▶ **EXERCISE AIM**
Pick out each line of the records in which the word "naturelles" appears.
───── MATERIAL SUPPLIED
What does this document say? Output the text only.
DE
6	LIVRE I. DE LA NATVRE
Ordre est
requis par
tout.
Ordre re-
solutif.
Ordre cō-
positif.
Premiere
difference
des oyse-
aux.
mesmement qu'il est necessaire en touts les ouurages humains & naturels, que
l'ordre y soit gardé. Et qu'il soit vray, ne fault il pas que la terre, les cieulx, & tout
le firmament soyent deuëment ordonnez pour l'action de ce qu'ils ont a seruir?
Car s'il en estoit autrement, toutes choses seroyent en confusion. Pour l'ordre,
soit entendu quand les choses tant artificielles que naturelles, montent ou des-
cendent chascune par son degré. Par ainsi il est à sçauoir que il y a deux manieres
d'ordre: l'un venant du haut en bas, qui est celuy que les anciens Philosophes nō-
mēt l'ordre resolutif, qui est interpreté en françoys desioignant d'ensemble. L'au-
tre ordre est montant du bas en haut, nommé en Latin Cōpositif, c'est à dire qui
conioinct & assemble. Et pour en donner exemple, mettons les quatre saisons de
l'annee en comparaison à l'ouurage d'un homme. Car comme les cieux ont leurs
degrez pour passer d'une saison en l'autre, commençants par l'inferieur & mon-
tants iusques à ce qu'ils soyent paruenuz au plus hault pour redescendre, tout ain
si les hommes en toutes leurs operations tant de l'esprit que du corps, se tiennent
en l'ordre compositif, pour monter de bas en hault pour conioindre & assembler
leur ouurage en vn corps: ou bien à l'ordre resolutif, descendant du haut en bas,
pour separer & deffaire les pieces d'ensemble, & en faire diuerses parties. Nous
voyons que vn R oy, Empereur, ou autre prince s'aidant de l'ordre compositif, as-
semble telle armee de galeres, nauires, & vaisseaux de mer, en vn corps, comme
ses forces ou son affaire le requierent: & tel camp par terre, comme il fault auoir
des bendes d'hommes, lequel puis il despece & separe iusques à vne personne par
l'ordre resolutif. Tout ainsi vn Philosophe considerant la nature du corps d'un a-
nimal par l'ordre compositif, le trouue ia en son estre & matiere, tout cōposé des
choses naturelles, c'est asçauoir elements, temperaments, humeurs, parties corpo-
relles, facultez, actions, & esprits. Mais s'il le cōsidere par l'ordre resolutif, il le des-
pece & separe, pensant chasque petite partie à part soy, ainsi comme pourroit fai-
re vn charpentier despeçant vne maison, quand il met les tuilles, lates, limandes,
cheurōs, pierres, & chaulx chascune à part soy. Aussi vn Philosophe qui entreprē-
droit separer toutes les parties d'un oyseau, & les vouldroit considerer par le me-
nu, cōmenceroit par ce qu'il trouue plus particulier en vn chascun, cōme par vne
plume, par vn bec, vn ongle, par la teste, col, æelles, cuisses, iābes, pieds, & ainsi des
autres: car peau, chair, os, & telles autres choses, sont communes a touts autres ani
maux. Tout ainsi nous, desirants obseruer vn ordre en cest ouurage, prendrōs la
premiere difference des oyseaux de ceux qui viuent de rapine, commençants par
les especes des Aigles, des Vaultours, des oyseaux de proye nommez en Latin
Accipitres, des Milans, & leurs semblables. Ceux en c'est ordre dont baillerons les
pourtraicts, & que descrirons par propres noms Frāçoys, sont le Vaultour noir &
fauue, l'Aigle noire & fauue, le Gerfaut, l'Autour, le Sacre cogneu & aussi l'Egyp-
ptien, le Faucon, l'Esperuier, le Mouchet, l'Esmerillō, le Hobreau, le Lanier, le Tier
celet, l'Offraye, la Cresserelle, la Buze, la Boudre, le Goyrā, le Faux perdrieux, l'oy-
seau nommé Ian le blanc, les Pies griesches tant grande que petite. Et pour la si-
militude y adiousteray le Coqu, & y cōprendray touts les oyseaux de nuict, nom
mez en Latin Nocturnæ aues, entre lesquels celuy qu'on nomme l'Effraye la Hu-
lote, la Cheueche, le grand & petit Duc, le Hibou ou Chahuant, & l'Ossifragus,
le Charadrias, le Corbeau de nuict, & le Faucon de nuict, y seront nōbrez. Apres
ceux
──────────
▶ **WRITTEN RESPONSE**
soit entendu quand les choses tant artificielles que naturelles, montent ou des-
choses naturelles, c'est asçauoir elements, temperaments, humeurs, parties corpo-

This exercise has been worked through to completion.